Source records:

——

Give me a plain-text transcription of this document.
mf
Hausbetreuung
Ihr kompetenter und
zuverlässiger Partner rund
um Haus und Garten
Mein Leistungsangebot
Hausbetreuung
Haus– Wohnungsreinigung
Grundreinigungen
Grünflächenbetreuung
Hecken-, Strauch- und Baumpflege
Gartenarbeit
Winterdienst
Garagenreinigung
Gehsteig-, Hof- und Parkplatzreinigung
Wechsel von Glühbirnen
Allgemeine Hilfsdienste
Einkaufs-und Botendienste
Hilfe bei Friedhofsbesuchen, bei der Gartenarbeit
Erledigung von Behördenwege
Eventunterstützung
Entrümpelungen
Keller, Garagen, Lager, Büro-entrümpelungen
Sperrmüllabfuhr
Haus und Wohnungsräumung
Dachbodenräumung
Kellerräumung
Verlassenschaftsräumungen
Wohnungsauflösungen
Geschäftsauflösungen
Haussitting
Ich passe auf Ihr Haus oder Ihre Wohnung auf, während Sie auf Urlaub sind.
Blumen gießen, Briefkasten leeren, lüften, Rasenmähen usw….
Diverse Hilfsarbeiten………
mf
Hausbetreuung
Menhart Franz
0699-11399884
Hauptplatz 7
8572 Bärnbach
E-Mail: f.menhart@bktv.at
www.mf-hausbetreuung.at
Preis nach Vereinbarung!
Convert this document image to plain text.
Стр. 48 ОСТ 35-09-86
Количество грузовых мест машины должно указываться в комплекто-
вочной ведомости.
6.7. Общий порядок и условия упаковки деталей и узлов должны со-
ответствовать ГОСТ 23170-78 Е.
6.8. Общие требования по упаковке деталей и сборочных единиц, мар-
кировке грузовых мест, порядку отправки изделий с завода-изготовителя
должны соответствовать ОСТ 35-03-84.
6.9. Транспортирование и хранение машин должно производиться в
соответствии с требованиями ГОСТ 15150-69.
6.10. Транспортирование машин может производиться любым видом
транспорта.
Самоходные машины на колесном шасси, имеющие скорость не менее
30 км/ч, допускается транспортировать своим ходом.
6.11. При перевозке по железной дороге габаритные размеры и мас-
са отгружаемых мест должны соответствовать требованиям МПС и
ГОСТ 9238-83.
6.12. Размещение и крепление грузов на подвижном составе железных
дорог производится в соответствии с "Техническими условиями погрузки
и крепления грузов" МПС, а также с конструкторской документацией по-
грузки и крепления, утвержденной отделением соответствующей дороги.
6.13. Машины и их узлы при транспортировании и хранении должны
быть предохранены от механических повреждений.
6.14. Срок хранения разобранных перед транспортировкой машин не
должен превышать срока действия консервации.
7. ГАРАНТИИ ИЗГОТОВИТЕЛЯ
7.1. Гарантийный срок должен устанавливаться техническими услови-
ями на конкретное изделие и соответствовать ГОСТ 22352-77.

——

*WHAT YOU ARE ASKED TO DO:* Write every record out again, unaltered.

*SOLVED PROBLEM:*
Give me a plain-text transcription of this document.
mf
Hausbetreuung
Ihr kompetenter und
zuverlässiger Partner rund
um Haus und Garten
Mein Leistungsangebot
Hausbetreuung
Haus– Wohnungsreinigung
Grundreinigungen
Grünflächenbetreuung
Hecken-, Strauch- und Baumpflege
Gartenarbeit
Winterdienst
Garagenreinigung
Gehsteig-, Hof- und Parkplatzreinigung
Wechsel von Glühbirnen
Allgemeine Hilfsdienste
Einkaufs-und Botendienste
Hilfe bei Friedhofsbesuchen, bei der Gartenarbeit
Erledigung von Behördenwege
Eventunterstützung
Entrümpelungen
Keller, Garagen, Lager, Büro-entrümpelungen
Sperrmüllabfuhr
Haus und Wohnungsräumung
Dachbodenräumung
Kellerräumung
Verlassenschaftsräumungen
Wohnungsauflösungen
Geschäftsauflösungen
Haussitting
Ich passe auf Ihr Haus oder Ihre Wohnung auf, während Sie auf Urlaub sind.
Blumen gießen, Briefkasten leeren, lüften, Rasenmähen usw….
Diverse Hilfsarbeiten………
mf
Hausbetreuung
Menhart Franz
0699-11399884
Hauptplatz 7
8572 Bärnbach
E-Mail: f.menhart@bktv.at
www.mf-hausbetreuung.at
Preis nach Vereinbarung!
Convert this document image to plain text.
Стр. 48 ОСТ 35-09-86
Количество грузовых мест машины должно указываться в комплекто-
вочной ведомости.
6.7. Общий порядок и условия упаковки деталей и узлов должны со-
ответствовать ГОСТ 23170-78 Е.
6.8. Общие требования по упаковке деталей и сборочных единиц, мар-
кировке грузовых мест, порядку отправки изделий с завода-изготовителя
должны соответствовать ОСТ 35-03-84.
6.9. Транспортирование и хранение машин должно производиться в
соответствии с требованиями ГОСТ 15150-69.
6.10. Транспортирование машин может производиться любым видом
транспорта.
Самоходные машины на колесном шасси, имеющие скорость не менее
30 км/ч, допускается транспортировать своим ходом.
6.11. При перевозке по железной дороге габаритные размеры и мас-
са отгружаемых мест должны соответствовать требованиям МПС и
ГОСТ 9238-83.
6.12. Размещение и крепление грузов на подвижном составе железных
дорог производится в соответствии с "Техническими условиями погрузки
и крепления грузов" МПС, а также с конструкторской документацией по-
грузки и крепления, утвержденной отделением соответствующей дороги.
6.13. Машины и их узлы при транспортировании и хранении должны
быть предохранены от механических повреждений.
6.14. Срок хранения разобранных перед транспортировкой машин не
должен превышать срока действия консервации.
7. ГАРАНТИИ ИЗГОТОВИТЕЛЯ
7.1. Гарантийный срок должен устанавливаться техническими услови-
ями на конкретное изделие и соответствовать ГОСТ 22352-77.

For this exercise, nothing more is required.